Job: Identify each line below containing the string "consecutive" and copy it.

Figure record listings
-- BEGIN --

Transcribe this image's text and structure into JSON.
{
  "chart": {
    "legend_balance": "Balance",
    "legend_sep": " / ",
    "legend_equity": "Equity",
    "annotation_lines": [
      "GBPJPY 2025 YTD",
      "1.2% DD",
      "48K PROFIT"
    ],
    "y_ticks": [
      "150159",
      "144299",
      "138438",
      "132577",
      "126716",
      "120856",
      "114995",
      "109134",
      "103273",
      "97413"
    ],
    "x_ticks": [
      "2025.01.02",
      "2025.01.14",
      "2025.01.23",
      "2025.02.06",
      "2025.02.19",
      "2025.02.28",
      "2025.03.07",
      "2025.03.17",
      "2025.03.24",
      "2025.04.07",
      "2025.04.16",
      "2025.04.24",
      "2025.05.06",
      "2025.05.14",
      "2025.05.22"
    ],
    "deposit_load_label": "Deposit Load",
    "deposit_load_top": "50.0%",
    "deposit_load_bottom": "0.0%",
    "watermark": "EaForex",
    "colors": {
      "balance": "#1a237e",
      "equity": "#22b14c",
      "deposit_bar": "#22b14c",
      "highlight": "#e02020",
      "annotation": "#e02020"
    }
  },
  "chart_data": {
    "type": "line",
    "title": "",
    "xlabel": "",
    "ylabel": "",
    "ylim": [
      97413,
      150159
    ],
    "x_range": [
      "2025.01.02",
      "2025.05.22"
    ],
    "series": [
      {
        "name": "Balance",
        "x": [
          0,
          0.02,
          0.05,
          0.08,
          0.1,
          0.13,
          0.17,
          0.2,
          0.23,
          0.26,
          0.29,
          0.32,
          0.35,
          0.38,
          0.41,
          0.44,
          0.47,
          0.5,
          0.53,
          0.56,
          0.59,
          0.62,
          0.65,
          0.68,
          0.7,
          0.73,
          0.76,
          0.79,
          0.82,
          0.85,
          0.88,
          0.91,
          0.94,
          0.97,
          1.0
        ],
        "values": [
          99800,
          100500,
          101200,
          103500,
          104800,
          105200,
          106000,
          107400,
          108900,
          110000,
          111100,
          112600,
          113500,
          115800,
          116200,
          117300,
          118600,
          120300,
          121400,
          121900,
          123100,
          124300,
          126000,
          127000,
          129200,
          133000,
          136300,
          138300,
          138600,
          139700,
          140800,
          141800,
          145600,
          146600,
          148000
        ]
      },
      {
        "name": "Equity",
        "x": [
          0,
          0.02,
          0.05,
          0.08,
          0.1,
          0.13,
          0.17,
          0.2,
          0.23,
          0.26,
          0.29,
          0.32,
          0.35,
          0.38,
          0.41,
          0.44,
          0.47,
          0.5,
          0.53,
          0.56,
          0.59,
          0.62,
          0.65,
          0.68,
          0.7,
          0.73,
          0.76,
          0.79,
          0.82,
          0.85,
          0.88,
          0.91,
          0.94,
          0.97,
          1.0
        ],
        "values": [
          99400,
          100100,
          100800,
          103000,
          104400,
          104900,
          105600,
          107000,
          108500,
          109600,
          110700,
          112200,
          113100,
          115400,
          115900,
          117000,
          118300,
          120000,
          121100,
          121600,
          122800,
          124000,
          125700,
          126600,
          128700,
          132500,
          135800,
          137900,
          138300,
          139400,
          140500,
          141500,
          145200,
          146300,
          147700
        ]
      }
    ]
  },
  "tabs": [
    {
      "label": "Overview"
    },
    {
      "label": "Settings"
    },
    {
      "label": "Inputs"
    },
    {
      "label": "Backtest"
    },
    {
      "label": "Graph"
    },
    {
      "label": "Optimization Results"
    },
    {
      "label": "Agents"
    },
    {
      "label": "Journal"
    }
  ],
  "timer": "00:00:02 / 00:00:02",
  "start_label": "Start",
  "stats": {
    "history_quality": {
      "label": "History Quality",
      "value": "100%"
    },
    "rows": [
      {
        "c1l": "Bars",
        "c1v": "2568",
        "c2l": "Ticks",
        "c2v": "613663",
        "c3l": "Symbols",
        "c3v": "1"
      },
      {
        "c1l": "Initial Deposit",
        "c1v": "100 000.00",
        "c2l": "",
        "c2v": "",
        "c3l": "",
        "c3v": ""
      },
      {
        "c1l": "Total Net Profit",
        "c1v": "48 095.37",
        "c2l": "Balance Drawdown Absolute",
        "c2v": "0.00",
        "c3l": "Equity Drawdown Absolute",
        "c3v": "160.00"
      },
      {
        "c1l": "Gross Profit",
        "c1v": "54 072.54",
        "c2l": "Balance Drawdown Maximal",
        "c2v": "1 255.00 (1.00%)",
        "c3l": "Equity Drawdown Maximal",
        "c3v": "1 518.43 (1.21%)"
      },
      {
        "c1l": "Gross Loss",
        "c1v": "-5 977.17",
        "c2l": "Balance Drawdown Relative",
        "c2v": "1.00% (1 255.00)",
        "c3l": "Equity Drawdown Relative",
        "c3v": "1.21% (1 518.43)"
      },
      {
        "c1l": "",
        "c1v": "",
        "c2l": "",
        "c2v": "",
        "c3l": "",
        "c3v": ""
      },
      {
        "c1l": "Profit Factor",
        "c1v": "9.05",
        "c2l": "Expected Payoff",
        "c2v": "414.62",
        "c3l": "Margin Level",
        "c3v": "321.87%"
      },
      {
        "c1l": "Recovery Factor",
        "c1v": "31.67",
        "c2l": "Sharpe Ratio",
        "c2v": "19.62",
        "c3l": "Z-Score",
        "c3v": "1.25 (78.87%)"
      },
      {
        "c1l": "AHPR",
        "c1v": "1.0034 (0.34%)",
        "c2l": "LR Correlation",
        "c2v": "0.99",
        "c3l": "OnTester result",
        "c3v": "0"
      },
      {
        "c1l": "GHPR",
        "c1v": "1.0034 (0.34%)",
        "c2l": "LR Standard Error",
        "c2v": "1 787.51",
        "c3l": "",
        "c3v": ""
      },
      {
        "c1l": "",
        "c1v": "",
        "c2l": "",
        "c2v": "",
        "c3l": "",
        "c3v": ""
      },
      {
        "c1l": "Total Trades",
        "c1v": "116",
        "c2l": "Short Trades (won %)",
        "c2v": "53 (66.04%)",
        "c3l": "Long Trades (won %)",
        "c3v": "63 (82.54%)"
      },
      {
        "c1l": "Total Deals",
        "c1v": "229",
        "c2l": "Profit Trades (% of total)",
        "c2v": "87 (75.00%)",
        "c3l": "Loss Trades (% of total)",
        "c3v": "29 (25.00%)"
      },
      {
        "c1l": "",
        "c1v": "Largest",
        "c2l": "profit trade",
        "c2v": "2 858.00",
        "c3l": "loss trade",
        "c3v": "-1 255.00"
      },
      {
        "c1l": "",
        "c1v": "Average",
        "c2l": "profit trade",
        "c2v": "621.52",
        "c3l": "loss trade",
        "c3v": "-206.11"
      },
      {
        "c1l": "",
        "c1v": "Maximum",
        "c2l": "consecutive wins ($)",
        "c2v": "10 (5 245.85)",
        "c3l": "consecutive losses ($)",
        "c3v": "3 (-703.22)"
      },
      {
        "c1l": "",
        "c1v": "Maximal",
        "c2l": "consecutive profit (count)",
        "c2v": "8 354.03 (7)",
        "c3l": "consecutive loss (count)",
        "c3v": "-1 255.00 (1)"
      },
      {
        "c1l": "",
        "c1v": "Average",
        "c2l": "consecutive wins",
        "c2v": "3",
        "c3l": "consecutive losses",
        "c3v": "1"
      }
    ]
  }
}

-- END --

Finished answer:
        "c2l": "consecutive wins ($)",
        "c3l": "consecutive losses ($)",
        "c2l": "consecutive profit (count)",
        "c3l": "consecutive loss (count)",
        "c2l": "consecutive wins",
        "c3l": "consecutive losses",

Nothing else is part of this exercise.